→ What to do:
Search the listing for the string "tänkandet" and copy every line that contains it.

(Stored records)
▬▬▬▬▬▬▬▬▬▬

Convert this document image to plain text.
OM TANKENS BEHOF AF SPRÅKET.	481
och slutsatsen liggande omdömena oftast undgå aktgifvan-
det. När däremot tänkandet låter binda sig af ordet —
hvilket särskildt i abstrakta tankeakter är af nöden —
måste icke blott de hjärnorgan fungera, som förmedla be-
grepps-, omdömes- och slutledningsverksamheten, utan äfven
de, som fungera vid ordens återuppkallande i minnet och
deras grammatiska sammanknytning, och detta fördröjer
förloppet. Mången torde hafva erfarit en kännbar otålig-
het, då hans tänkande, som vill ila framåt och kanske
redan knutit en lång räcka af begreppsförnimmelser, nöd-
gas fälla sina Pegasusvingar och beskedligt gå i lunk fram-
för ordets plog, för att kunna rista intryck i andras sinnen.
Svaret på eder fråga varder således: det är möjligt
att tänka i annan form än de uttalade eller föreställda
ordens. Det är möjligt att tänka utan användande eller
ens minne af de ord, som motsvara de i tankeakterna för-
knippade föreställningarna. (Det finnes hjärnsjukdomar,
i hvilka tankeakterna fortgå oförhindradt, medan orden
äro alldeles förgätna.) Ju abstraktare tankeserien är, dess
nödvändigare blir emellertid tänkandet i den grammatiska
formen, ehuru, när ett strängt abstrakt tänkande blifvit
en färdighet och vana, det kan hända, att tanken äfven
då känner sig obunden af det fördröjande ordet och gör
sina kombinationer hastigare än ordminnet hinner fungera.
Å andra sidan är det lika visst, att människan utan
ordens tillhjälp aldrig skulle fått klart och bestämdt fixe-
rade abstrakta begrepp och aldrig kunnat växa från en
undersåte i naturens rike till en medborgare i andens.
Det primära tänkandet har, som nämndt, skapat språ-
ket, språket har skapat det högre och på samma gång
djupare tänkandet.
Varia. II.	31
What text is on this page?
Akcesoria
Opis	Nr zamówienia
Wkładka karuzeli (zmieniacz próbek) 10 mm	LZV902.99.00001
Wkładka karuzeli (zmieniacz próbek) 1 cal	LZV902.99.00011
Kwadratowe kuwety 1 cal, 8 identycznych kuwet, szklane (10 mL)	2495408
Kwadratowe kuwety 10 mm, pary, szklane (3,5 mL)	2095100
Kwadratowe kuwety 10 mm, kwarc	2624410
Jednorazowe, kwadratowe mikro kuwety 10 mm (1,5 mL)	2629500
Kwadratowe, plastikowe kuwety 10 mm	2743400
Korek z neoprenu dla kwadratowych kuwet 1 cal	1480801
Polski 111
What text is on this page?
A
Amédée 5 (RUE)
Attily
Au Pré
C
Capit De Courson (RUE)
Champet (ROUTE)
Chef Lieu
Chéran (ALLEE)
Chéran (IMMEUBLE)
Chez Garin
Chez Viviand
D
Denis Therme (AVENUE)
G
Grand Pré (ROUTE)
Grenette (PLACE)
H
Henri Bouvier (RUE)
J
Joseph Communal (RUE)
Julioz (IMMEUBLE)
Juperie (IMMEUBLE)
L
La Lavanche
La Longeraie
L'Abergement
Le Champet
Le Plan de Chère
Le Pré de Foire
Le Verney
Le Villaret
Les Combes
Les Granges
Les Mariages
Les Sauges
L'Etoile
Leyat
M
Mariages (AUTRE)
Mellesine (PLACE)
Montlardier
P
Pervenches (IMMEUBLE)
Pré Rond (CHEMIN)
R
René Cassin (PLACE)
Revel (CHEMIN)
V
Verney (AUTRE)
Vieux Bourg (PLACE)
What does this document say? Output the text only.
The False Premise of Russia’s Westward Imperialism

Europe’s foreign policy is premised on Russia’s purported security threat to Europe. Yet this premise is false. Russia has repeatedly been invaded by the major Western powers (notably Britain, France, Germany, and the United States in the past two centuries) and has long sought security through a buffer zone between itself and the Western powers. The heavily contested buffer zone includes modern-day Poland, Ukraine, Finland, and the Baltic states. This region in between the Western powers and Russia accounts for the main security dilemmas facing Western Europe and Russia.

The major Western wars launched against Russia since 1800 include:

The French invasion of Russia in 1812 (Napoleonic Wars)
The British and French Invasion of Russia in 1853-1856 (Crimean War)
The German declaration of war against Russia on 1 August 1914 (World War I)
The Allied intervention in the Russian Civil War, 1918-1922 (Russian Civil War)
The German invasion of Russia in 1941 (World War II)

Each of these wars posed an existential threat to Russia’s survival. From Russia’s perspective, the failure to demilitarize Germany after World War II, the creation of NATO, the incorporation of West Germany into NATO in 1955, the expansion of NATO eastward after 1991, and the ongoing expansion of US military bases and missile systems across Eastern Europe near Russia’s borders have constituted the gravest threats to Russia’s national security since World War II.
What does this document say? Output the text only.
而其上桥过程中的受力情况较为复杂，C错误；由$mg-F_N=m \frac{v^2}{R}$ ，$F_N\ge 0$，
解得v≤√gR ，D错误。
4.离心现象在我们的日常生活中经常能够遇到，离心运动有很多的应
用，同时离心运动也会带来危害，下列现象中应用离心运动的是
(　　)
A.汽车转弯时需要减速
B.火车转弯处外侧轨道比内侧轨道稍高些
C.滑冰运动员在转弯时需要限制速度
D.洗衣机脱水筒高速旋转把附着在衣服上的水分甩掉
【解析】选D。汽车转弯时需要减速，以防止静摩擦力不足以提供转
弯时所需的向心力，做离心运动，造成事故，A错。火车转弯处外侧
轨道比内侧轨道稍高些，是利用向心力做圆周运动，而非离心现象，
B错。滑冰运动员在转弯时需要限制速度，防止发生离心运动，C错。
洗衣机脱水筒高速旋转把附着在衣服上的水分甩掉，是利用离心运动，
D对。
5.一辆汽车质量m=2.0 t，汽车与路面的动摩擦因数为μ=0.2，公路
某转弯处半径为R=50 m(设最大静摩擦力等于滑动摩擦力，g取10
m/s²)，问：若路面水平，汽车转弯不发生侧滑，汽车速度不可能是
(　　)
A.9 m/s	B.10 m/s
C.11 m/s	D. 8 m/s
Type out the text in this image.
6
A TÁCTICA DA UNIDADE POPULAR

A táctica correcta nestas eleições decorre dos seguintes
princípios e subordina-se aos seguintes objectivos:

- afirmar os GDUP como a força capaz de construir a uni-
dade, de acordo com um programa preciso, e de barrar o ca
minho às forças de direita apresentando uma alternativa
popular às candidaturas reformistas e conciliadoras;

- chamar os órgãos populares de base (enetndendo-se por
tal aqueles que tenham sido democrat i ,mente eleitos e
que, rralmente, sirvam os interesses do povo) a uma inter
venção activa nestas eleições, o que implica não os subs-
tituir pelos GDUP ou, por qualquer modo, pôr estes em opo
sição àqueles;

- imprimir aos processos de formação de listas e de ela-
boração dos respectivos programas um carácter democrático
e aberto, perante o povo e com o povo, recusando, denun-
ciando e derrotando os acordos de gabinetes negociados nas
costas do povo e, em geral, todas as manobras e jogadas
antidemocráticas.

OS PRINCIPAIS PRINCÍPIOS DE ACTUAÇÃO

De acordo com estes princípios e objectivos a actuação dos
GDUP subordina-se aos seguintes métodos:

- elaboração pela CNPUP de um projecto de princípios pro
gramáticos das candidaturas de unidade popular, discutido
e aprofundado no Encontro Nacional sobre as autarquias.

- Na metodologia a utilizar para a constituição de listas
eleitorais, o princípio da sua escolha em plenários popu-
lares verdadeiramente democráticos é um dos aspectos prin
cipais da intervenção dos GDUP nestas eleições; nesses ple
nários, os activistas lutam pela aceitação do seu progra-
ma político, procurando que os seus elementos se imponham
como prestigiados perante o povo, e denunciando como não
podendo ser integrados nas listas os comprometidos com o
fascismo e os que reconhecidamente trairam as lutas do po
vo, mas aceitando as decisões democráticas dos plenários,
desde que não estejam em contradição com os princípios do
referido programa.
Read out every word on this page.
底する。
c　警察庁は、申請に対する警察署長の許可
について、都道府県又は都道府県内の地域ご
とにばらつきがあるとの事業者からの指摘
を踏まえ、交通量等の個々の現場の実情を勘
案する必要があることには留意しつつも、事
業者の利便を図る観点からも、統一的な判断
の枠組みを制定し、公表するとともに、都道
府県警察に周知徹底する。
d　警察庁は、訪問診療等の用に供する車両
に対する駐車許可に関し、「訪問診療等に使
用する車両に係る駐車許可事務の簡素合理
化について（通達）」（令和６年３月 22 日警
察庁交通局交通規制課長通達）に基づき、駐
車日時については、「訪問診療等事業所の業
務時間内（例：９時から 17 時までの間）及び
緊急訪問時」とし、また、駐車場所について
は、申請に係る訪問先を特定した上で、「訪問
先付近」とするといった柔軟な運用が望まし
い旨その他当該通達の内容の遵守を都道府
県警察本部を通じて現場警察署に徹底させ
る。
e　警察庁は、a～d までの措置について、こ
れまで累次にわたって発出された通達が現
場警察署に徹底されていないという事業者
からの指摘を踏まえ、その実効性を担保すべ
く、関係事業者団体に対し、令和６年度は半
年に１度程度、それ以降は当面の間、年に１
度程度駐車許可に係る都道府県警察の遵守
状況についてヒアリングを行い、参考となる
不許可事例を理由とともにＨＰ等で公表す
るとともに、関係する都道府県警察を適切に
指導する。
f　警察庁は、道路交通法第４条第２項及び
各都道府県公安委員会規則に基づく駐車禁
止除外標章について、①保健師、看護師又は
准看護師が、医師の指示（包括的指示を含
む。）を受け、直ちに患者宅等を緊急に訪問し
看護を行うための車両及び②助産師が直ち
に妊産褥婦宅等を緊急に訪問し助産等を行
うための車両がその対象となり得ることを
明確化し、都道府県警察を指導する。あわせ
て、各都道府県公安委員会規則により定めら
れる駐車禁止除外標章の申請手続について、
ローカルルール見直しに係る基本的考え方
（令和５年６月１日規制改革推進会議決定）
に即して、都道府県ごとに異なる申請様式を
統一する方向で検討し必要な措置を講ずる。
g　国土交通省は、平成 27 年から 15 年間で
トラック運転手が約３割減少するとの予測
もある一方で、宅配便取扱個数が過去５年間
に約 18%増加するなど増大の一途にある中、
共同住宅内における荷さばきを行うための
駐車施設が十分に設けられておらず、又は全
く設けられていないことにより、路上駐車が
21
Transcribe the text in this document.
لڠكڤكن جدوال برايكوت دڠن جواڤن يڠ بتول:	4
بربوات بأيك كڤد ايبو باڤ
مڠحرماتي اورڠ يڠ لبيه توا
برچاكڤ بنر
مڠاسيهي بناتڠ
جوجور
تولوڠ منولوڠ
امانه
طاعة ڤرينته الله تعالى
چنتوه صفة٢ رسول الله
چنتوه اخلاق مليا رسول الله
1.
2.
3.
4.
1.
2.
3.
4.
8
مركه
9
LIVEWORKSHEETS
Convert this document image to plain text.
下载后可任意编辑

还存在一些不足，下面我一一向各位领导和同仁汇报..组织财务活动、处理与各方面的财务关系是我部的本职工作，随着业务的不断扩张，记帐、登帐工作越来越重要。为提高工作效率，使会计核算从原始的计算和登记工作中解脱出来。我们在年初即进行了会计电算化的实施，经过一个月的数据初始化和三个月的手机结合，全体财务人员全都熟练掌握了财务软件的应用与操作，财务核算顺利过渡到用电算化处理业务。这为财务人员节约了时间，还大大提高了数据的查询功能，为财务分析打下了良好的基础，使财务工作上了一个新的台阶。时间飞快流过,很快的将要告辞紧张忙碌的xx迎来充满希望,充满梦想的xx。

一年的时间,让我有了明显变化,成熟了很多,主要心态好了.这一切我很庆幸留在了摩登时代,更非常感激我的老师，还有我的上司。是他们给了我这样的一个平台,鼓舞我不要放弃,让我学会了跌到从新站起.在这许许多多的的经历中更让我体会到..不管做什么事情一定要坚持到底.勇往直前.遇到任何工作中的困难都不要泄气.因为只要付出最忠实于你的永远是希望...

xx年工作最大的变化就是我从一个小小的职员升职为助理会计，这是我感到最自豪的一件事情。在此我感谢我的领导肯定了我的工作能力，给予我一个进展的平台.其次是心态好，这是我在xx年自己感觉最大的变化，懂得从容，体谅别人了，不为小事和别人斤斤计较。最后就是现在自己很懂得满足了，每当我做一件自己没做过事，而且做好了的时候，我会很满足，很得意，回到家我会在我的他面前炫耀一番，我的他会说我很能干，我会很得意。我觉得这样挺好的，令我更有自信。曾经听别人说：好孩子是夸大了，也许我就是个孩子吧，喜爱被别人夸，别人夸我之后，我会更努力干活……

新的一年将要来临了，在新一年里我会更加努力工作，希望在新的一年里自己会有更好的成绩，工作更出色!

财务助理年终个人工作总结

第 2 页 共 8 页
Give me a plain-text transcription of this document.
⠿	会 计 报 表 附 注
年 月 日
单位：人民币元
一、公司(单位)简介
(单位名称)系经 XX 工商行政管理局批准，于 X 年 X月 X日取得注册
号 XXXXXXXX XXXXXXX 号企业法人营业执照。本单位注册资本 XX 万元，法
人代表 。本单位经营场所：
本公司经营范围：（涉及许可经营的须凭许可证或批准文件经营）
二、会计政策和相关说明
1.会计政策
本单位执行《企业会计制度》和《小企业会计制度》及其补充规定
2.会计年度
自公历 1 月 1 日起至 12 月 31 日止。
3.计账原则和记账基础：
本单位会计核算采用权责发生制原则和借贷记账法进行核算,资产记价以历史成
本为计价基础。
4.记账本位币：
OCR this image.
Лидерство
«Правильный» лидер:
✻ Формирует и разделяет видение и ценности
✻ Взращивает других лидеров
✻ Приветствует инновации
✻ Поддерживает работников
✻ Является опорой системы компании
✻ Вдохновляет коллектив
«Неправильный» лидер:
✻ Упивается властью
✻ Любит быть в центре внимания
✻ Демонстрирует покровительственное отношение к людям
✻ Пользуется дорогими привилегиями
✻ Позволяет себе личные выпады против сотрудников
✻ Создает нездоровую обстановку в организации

▬▬▬▬▬▬▬▬▬▬

→ Full solution:
det. När däremot tänkandet låter binda sig af ordet —
nödvändigare blir emellertid tänkandet i den grammatiska
Det primära tänkandet har, som nämndt, skapat språ-
djupare tänkandet.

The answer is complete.